**WHAT THE EXERCISE ASKS**:
Every line that includes the word "chico" is to be listed.

**LISTING**:
>> start

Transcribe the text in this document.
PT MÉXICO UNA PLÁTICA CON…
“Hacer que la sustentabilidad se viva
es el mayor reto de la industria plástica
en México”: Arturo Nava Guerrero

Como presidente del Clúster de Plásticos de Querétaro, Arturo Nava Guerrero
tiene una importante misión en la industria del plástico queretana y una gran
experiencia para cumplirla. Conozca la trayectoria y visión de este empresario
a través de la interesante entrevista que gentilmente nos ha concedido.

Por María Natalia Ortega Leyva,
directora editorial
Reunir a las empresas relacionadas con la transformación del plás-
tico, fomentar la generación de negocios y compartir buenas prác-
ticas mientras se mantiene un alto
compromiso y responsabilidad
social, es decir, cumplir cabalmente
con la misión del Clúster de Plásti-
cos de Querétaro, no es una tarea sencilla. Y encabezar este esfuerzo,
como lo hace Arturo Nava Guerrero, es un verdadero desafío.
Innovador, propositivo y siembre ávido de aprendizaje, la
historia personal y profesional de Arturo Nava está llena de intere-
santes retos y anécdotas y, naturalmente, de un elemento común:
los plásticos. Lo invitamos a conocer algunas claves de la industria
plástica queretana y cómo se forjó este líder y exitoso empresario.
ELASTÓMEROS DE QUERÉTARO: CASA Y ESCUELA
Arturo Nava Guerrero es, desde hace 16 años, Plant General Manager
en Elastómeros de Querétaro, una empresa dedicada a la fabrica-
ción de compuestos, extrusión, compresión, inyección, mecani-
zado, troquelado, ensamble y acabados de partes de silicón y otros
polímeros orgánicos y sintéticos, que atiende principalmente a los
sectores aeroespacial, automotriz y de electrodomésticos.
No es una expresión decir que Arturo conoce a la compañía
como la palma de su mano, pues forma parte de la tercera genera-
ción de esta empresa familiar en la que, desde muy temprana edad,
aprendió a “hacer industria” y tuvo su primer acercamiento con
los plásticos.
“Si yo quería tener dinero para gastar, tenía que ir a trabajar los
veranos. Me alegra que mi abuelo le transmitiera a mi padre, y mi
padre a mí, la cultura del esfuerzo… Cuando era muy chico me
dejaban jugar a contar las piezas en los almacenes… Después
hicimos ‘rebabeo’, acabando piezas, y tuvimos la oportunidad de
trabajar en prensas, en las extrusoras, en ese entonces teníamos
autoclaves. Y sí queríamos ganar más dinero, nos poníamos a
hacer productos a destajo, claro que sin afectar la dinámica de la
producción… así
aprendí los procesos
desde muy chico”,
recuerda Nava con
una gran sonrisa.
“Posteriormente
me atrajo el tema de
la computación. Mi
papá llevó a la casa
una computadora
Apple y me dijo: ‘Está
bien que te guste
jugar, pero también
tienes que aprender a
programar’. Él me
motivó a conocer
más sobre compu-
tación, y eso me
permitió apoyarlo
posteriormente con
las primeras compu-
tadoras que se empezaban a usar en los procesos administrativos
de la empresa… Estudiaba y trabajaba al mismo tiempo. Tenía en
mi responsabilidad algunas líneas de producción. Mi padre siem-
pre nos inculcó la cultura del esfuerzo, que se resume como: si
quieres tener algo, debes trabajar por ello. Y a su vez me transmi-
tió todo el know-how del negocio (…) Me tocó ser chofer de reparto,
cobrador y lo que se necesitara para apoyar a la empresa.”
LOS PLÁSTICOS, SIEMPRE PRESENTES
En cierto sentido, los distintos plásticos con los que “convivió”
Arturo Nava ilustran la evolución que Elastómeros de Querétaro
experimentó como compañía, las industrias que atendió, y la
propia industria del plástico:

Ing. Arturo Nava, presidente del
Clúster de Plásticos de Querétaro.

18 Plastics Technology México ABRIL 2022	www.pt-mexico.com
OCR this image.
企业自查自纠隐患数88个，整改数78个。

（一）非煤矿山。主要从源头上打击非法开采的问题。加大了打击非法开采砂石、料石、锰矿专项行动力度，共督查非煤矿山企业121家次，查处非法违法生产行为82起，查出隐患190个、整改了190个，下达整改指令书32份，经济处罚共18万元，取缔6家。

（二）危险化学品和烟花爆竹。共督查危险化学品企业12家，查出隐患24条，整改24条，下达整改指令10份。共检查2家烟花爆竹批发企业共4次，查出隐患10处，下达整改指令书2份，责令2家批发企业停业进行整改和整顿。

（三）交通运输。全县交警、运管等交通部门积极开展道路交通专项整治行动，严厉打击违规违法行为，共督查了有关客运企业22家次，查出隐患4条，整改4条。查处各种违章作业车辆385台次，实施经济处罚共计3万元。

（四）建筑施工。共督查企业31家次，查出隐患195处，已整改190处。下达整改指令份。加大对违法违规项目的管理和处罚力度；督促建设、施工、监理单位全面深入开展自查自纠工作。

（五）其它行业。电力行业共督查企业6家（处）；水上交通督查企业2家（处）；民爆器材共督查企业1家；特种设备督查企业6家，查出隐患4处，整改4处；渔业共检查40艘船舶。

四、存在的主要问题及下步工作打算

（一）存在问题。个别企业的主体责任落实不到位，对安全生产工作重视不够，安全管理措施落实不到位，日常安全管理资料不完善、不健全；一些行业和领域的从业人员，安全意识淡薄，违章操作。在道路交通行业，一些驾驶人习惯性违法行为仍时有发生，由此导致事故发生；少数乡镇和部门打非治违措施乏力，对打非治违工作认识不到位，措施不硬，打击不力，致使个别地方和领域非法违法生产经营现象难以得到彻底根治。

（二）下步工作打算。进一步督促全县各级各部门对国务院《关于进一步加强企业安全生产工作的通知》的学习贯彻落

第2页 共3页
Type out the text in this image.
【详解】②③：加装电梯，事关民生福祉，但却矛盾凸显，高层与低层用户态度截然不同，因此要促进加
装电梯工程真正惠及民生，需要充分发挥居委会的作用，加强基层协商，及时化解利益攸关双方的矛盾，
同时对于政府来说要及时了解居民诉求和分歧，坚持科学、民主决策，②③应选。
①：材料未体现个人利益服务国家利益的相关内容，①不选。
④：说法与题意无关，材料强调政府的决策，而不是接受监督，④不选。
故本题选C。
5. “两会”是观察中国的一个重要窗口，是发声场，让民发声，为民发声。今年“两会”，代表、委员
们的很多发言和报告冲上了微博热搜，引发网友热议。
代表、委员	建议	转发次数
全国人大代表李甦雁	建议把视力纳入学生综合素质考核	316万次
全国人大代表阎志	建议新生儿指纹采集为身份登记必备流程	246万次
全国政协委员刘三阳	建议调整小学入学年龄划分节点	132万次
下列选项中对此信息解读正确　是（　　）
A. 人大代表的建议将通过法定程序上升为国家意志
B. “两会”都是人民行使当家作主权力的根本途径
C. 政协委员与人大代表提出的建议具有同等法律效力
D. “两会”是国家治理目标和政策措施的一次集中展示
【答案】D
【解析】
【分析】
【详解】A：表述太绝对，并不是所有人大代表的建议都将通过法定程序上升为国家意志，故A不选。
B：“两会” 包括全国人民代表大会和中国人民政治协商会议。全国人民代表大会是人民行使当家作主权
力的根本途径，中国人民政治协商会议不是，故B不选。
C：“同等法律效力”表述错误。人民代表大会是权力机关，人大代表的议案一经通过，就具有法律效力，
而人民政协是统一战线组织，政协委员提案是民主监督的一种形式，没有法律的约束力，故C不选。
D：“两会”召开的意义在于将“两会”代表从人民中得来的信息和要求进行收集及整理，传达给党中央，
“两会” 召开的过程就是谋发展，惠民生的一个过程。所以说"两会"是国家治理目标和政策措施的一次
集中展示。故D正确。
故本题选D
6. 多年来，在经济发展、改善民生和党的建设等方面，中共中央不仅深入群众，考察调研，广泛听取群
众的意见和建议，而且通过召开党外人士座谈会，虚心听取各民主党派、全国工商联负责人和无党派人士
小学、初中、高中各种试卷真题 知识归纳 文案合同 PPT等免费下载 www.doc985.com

>> end

**FINAL RESULT**:
padre a mí, la cultura del esfuerzo… Cuando era muy chico me
desde muy chico”,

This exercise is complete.